PROBLEM TO WORK ON:
Copy the data precisely, character for character, and leave out every picture.

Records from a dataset
---------------

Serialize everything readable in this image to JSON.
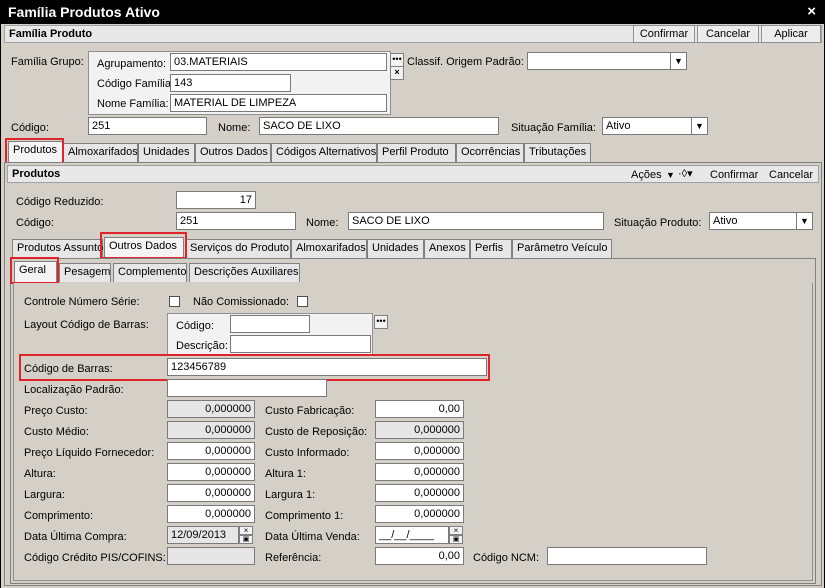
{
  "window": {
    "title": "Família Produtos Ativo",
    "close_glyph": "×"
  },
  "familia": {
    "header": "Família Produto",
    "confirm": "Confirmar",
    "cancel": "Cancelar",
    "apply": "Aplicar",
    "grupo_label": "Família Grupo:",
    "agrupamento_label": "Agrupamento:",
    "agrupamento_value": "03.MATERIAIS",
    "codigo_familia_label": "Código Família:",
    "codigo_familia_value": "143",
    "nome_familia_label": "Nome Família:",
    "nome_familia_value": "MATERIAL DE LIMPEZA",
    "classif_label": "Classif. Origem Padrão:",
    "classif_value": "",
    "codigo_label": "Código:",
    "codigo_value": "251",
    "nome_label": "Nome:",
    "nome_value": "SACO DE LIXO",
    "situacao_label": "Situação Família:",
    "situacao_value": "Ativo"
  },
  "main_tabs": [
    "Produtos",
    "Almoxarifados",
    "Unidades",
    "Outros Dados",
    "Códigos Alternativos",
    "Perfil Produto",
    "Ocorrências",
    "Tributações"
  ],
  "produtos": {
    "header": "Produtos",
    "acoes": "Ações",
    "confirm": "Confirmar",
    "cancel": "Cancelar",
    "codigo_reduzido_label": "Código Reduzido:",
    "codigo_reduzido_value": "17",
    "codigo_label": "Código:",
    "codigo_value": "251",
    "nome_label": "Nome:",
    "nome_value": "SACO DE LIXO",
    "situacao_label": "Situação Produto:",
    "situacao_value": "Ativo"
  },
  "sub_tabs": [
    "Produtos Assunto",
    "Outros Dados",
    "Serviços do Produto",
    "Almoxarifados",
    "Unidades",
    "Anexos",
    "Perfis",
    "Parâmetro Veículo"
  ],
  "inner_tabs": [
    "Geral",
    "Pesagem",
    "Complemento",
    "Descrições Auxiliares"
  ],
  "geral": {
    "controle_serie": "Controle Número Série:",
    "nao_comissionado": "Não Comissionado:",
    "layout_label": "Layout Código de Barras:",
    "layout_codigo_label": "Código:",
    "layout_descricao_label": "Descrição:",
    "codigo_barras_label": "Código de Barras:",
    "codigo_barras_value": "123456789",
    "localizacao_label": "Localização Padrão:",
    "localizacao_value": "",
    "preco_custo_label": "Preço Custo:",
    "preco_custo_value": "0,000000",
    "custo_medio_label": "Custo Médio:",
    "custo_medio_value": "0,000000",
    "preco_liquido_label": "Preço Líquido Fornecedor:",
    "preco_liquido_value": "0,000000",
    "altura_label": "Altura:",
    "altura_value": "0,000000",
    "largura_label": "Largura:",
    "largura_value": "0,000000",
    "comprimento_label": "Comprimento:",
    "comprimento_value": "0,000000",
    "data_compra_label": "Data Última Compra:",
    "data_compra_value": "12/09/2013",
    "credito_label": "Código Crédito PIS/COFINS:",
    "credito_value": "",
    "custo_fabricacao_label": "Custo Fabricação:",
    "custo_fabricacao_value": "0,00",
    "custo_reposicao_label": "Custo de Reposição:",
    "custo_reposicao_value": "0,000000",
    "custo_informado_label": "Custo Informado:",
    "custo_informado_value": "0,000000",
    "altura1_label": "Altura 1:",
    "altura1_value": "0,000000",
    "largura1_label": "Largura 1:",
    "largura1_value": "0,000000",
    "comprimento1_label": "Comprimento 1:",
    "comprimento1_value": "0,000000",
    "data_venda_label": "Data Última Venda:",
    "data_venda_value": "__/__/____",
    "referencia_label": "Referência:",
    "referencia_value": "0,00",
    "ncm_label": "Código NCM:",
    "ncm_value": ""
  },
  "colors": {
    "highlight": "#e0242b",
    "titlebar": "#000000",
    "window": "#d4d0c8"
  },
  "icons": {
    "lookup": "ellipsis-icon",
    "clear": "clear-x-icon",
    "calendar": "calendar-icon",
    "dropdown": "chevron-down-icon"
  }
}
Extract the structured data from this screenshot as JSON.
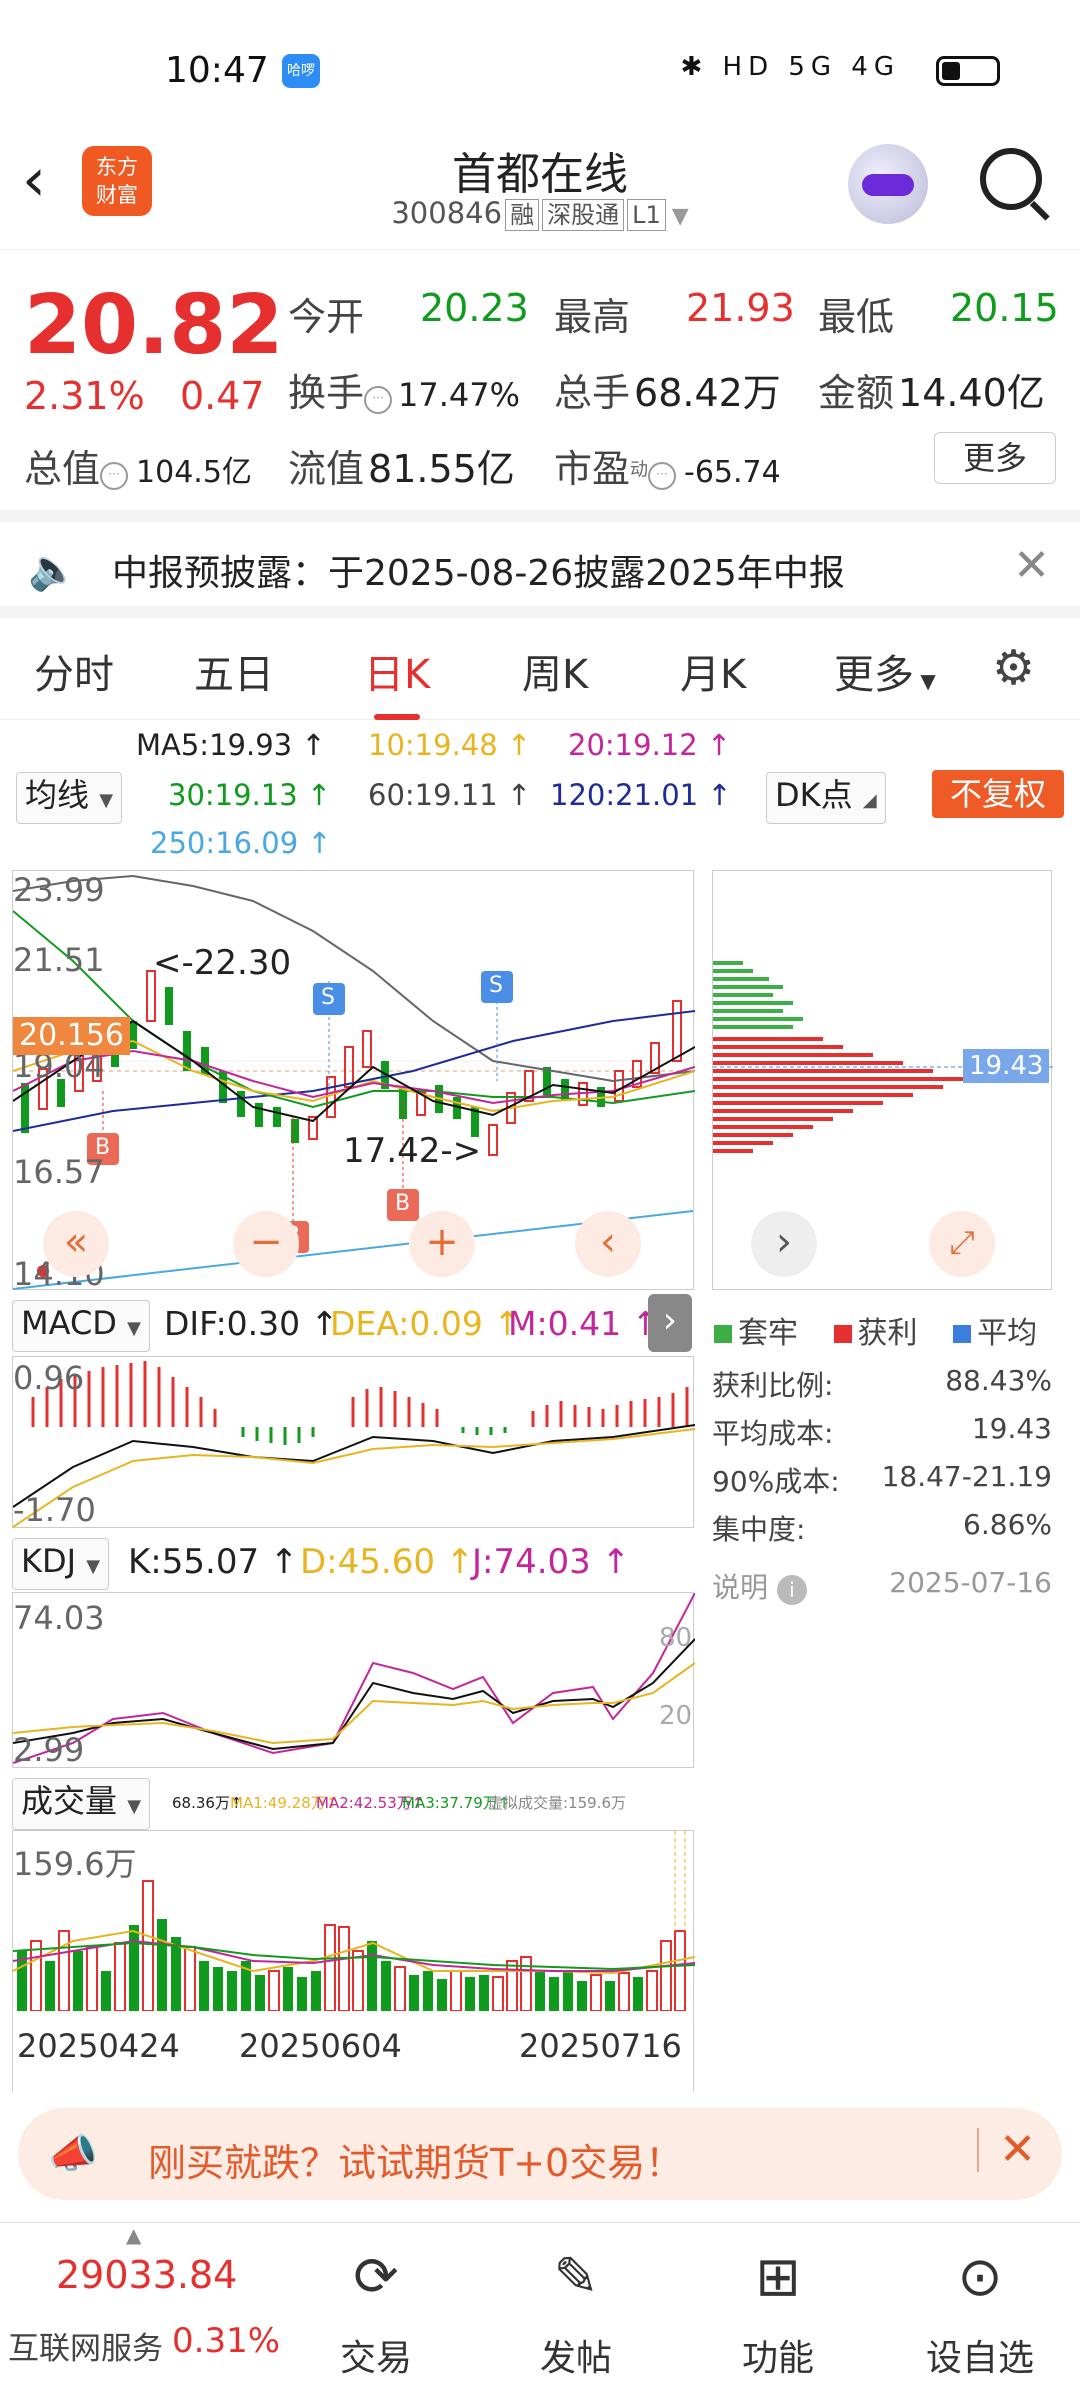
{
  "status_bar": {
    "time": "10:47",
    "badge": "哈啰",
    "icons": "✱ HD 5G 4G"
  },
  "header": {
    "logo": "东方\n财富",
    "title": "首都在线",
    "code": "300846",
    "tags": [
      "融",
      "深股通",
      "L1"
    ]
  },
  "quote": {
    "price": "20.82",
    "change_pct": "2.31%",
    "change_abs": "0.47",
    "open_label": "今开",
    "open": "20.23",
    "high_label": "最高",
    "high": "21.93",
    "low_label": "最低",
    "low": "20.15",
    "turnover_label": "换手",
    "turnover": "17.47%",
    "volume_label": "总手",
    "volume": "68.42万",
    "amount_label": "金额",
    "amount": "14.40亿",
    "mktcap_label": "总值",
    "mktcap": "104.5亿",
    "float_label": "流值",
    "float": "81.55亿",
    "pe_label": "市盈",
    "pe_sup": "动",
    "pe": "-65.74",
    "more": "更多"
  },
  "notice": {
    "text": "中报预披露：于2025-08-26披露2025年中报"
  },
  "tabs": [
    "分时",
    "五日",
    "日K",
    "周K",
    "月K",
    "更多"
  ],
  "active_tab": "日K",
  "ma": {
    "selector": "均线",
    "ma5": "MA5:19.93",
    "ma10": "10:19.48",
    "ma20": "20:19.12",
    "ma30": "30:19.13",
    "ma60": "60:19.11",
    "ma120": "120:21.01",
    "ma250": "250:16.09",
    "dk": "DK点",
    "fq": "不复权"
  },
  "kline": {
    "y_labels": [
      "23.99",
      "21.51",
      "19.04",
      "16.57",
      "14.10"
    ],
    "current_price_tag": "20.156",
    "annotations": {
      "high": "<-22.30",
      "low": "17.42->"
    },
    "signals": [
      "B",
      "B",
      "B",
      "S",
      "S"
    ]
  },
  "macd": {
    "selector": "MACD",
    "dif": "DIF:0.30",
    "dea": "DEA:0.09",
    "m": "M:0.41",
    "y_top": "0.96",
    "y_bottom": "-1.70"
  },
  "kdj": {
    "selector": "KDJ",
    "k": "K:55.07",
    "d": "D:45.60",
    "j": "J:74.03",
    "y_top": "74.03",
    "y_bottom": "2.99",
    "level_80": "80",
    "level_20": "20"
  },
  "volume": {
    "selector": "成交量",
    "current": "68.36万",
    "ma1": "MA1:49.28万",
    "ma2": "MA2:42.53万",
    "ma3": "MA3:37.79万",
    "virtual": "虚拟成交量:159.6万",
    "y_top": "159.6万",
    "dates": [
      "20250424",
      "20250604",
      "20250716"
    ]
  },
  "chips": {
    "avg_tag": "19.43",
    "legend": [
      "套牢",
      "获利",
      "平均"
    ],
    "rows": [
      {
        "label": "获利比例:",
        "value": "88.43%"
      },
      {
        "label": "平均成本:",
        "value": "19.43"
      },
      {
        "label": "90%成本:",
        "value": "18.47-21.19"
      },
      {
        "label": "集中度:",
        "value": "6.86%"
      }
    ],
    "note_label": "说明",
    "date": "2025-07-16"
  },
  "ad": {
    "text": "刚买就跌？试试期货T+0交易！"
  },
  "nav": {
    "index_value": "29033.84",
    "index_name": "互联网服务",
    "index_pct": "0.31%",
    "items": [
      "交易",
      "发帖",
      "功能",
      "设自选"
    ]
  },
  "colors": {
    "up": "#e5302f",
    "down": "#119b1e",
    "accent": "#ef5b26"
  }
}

---------------

ANSWER FOR THE TASK:
Serialize everything readable in this image to JSON.
{
  "window": {
    "title": "Família Produtos Ativo",
    "close_glyph": "×"
  },
  "familia": {
    "header": "Família Produto",
    "confirm": "Confirmar",
    "cancel": "Cancelar",
    "apply": "Aplicar",
    "grupo_label": "Família Grupo:",
    "agrupamento_label": "Agrupamento:",
    "agrupamento_value": "03.MATERIAIS",
    "codigo_familia_label": "Código Família:",
    "codigo_familia_value": "143",
    "nome_familia_label": "Nome Família:",
    "nome_familia_value": "MATERIAL DE LIMPEZA",
    "classif_label": "Classif. Origem Padrão:",
    "classif_value": "",
    "codigo_label": "Código:",
    "codigo_value": "251",
    "nome_label": "Nome:",
    "nome_value": "SACO DE LIXO",
    "situacao_label": "Situação Família:",
    "situacao_value": "Ativo"
  },
  "main_tabs": [
    "Produtos",
    "Almoxarifados",
    "Unidades",
    "Outros Dados",
    "Códigos Alternativos",
    "Perfil Produto",
    "Ocorrências",
    "Tributações"
  ],
  "produtos": {
    "header": "Produtos",
    "acoes": "Ações",
    "confirm": "Confirmar",
    "cancel": "Cancelar",
    "codigo_reduzido_label": "Código Reduzido:",
    "codigo_reduzido_value": "17",
    "codigo_label": "Código:",
    "codigo_value": "251",
    "nome_label": "Nome:",
    "nome_value": "SACO DE LIXO",
    "situacao_label": "Situação Produto:",
    "situacao_value": "Ativo"
  },
  "sub_tabs": [
    "Produtos Assunto",
    "Outros Dados",
    "Serviços do Produto",
    "Almoxarifados",
    "Unidades",
    "Anexos",
    "Perfis",
    "Parâmetro Veículo"
  ],
  "inner_tabs": [
    "Geral",
    "Pesagem",
    "Complemento",
    "Descrições Auxiliares"
  ],
  "geral": {
    "controle_serie": "Controle Número Série:",
    "nao_comissionado": "Não Comissionado:",
    "layout_label": "Layout Código de Barras:",
    "layout_codigo_label": "Código:",
    "layout_descricao_label": "Descrição:",
    "codigo_barras_label": "Código de Barras:",
    "codigo_barras_value": "123456789",
    "localizacao_label": "Localização Padrão:",
    "localizacao_value": "",
    "preco_custo_label": "Preço Custo:",
    "preco_custo_value": "0,000000",
    "custo_medio_label": "Custo Médio:",
    "custo_medio_value": "0,000000",
    "preco_liquido_label": "Preço Líquido Fornecedor:",
    "preco_liquido_value": "0,000000",
    "altura_label": "Altura:",
    "altura_value": "0,000000",
    "largura_label": "Largura:",
    "largura_value": "0,000000",
    "comprimento_label": "Comprimento:",
    "comprimento_value": "0,000000",
    "data_compra_label": "Data Última Compra:",
    "data_compra_value": "12/09/2013",
    "credito_label": "Código Crédito PIS/COFINS:",
    "credito_value": "",
    "custo_fabricacao_label": "Custo Fabricação:",
    "custo_fabricacao_value": "0,00",
    "custo_reposicao_label": "Custo de Reposição:",
    "custo_reposicao_value": "0,000000",
    "custo_informado_label": "Custo Informado:",
    "custo_informado_value": "0,000000",
    "altura1_label": "Altura 1:",
    "altura1_value": "0,000000",
    "largura1_label": "Largura 1:",
    "largura1_value": "0,000000",
    "comprimento1_label": "Comprimento 1:",
    "comprimento1_value": "0,000000",
    "data_venda_label": "Data Última Venda:",
    "data_venda_value": "__/__/____",
    "referencia_label": "Referência:",
    "referencia_value": "0,00",
    "ncm_label": "Código NCM:",
    "ncm_value": ""
  },
  "colors": {
    "highlight": "#e0242b",
    "titlebar": "#000000",
    "window": "#d4d0c8"
  },
  "icons": {
    "lookup": "ellipsis-icon",
    "clear": "clear-x-icon",
    "calendar": "calendar-icon",
    "dropdown": "chevron-down-icon"
  }
}
Extract the structured data from this screenshot as JSON.
{
  "status_bar": {
    "time": "10:47",
    "badge": "哈啰",
    "icons": "✱ HD 5G 4G"
  },
  "header": {
    "logo": "东方\n财富",
    "title": "首都在线",
    "code": "300846",
    "tags": [
      "融",
      "深股通",
      "L1"
    ]
  },
  "quote": {
    "price": "20.82",
    "change_pct": "2.31%",
    "change_abs": "0.47",
    "open_label": "今开",
    "open": "20.23",
    "high_label": "最高",
    "high": "21.93",
    "low_label": "最低",
    "low": "20.15",
    "turnover_label": "换手",
    "turnover": "17.47%",
    "volume_label": "总手",
    "volume": "68.42万",
    "amount_label": "金额",
    "amount": "14.40亿",
    "mktcap_label": "总值",
    "mktcap": "104.5亿",
    "float_label": "流值",
    "float": "81.55亿",
    "pe_label": "市盈",
    "pe_sup": "动",
    "pe": "-65.74",
    "more": "更多"
  },
  "notice": {
    "text": "中报预披露：于2025-08-26披露2025年中报"
  },
  "tabs": [
    "分时",
    "五日",
    "日K",
    "周K",
    "月K",
    "更多"
  ],
  "active_tab": "日K",
  "ma": {
    "selector": "均线",
    "ma5": "MA5:19.93",
    "ma10": "10:19.48",
    "ma20": "20:19.12",
    "ma30": "30:19.13",
    "ma60": "60:19.11",
    "ma120": "120:21.01",
    "ma250": "250:16.09",
    "dk": "DK点",
    "fq": "不复权"
  },
  "kline": {
    "y_labels": [
      "23.99",
      "21.51",
      "19.04",
      "16.57",
      "14.10"
    ],
    "current_price_tag": "20.156",
    "annotations": {
      "high": "<-22.30",
      "low": "17.42->"
    },
    "signals": [
      "B",
      "B",
      "B",
      "S",
      "S"
    ]
  },
  "macd": {
    "selector": "MACD",
    "dif": "DIF:0.30",
    "dea": "DEA:0.09",
    "m": "M:0.41",
    "y_top": "0.96",
    "y_bottom": "-1.70"
  },
  "kdj": {
    "selector": "KDJ",
    "k": "K:55.07",
    "d": "D:45.60",
    "j": "J:74.03",
    "y_top": "74.03",
    "y_bottom": "2.99",
    "level_80": "80",
    "level_20": "20"
  },
  "volume": {
    "selector": "成交量",
    "current": "68.36万",
    "ma1": "MA1:49.28万",
    "ma2": "MA2:42.53万",
    "ma3": "MA3:37.79万",
    "virtual": "虚拟成交量:159.6万",
    "y_top": "159.6万",
    "dates": [
      "20250424",
      "20250604",
      "20250716"
    ]
  },
  "chips": {
    "avg_tag": "19.43",
    "legend": [
      "套牢",
      "获利",
      "平均"
    ],
    "rows": [
      {
        "label": "获利比例:",
        "value": "88.43%"
      },
      {
        "label": "平均成本:",
        "value": "19.43"
      },
      {
        "label": "90%成本:",
        "value": "18.47-21.19"
      },
      {
        "label": "集中度:",
        "value": "6.86%"
      }
    ],
    "note_label": "说明",
    "date": "2025-07-16"
  },
  "ad": {
    "text": "刚买就跌？试试期货T+0交易！"
  },
  "nav": {
    "index_value": "29033.84",
    "index_name": "互联网服务",
    "index_pct": "0.31%",
    "items": [
      "交易",
      "发帖",
      "功能",
      "设自选"
    ]
  },
  "colors": {
    "up": "#e5302f",
    "down": "#119b1e",
    "accent": "#ef5b26"
  }
}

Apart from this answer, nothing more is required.